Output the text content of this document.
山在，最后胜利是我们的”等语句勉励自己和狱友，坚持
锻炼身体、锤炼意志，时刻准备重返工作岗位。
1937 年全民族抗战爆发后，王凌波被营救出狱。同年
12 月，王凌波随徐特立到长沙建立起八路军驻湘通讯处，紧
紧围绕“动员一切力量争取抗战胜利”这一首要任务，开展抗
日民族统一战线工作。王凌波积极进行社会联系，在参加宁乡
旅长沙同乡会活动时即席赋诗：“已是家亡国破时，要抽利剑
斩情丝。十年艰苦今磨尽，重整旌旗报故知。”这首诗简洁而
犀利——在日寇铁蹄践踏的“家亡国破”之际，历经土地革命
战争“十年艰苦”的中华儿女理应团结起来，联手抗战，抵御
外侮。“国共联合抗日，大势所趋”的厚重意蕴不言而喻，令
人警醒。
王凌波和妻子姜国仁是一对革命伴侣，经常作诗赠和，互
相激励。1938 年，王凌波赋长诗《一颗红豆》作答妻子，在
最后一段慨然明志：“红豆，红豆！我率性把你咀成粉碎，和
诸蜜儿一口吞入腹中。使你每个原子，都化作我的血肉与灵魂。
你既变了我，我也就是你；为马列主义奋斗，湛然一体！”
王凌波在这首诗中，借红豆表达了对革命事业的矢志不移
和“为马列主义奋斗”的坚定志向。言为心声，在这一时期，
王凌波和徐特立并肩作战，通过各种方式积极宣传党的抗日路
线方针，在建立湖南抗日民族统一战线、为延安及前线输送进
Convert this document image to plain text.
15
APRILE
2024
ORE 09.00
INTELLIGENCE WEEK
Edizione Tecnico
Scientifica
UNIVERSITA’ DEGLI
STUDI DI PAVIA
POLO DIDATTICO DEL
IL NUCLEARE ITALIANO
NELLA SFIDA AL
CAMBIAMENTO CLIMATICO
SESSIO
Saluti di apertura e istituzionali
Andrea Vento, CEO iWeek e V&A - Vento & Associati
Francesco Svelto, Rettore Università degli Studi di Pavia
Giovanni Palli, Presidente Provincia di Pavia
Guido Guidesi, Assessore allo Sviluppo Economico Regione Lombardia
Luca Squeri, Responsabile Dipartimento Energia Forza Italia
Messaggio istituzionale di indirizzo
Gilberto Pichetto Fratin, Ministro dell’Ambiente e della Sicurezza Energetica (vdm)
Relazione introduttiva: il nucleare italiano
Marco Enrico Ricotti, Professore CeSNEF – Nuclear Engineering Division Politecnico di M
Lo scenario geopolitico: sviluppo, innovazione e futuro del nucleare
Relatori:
= = = =
Check each line of the records for "document" and copy the ones that contain it.

Output the text content of this document.
Convert this document image to plain text.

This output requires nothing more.